# Provided data start
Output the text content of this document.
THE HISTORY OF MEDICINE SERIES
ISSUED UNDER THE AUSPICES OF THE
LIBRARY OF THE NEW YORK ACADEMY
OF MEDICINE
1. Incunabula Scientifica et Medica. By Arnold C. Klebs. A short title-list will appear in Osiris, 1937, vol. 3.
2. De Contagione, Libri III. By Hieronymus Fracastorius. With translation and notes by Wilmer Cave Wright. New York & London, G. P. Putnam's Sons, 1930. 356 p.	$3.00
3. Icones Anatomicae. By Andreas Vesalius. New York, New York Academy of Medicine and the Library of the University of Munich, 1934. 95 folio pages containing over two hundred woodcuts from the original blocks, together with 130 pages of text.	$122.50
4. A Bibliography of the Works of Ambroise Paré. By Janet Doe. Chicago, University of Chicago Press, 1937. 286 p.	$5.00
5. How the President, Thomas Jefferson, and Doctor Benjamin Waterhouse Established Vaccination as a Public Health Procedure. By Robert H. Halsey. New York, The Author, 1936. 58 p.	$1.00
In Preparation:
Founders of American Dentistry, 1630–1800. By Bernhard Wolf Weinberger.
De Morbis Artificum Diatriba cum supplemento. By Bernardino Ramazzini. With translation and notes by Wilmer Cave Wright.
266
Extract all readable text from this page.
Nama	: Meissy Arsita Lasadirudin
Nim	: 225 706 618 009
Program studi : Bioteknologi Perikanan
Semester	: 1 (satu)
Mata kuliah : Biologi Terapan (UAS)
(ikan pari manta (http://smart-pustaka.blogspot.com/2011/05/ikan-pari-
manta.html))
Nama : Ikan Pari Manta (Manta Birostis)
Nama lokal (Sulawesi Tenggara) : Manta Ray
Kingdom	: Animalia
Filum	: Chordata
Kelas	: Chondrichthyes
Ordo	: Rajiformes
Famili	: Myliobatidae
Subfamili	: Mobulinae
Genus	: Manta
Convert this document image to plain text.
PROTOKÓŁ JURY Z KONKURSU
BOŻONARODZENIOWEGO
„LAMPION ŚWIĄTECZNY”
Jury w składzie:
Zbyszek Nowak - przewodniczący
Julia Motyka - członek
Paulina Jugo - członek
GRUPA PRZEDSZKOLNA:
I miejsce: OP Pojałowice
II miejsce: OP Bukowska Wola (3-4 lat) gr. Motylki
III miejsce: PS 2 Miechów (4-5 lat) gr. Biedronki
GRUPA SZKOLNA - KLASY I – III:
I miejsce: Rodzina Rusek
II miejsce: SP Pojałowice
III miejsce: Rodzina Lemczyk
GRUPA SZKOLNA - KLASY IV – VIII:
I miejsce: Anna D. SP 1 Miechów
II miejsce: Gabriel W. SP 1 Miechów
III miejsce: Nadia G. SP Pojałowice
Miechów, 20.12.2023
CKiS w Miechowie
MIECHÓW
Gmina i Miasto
# Provided data end
Task directions: Each record above must be given again exactly.

Full output:
Output the text content of this document.
THE HISTORY OF MEDICINE SERIES
ISSUED UNDER THE AUSPICES OF THE
LIBRARY OF THE NEW YORK ACADEMY
OF MEDICINE
1. Incunabula Scientifica et Medica. By Arnold C. Klebs. A short title-list will appear in Osiris, 1937, vol. 3.
2. De Contagione, Libri III. By Hieronymus Fracastorius. With translation and notes by Wilmer Cave Wright. New York & London, G. P. Putnam's Sons, 1930. 356 p.	$3.00
3. Icones Anatomicae. By Andreas Vesalius. New York, New York Academy of Medicine and the Library of the University of Munich, 1934. 95 folio pages containing over two hundred woodcuts from the original blocks, together with 130 pages of text.	$122.50
4. A Bibliography of the Works of Ambroise Paré. By Janet Doe. Chicago, University of Chicago Press, 1937. 286 p.	$5.00
5. How the President, Thomas Jefferson, and Doctor Benjamin Waterhouse Established Vaccination as a Public Health Procedure. By Robert H. Halsey. New York, The Author, 1936. 58 p.	$1.00
In Preparation:
Founders of American Dentistry, 1630–1800. By Bernhard Wolf Weinberger.
De Morbis Artificum Diatriba cum supplemento. By Bernardino Ramazzini. With translation and notes by Wilmer Cave Wright.
266
Extract all readable text from this page.
Nama	: Meissy Arsita Lasadirudin
Nim	: 225 706 618 009
Program studi : Bioteknologi Perikanan
Semester	: 1 (satu)
Mata kuliah : Biologi Terapan (UAS)
(ikan pari manta (http://smart-pustaka.blogspot.com/2011/05/ikan-pari-
manta.html))
Nama : Ikan Pari Manta (Manta Birostis)
Nama lokal (Sulawesi Tenggara) : Manta Ray
Kingdom	: Animalia
Filum	: Chordata
Kelas	: Chondrichthyes
Ordo	: Rajiformes
Famili	: Myliobatidae
Subfamili	: Mobulinae
Genus	: Manta
Convert this document image to plain text.
PROTOKÓŁ JURY Z KONKURSU
BOŻONARODZENIOWEGO
„LAMPION ŚWIĄTECZNY”
Jury w składzie:
Zbyszek Nowak - przewodniczący
Julia Motyka - członek
Paulina Jugo - członek
GRUPA PRZEDSZKOLNA:
I miejsce: OP Pojałowice
II miejsce: OP Bukowska Wola (3-4 lat) gr. Motylki
III miejsce: PS 2 Miechów (4-5 lat) gr. Biedronki
GRUPA SZKOLNA - KLASY I – III:
I miejsce: Rodzina Rusek
II miejsce: SP Pojałowice
III miejsce: Rodzina Lemczyk
GRUPA SZKOLNA - KLASY IV – VIII:
I miejsce: Anna D. SP 1 Miechów
II miejsce: Gabriel W. SP 1 Miechów
III miejsce: Nadia G. SP Pojałowice
Miechów, 20.12.2023
CKiS w Miechowie
MIECHÓW
Gmina i Miasto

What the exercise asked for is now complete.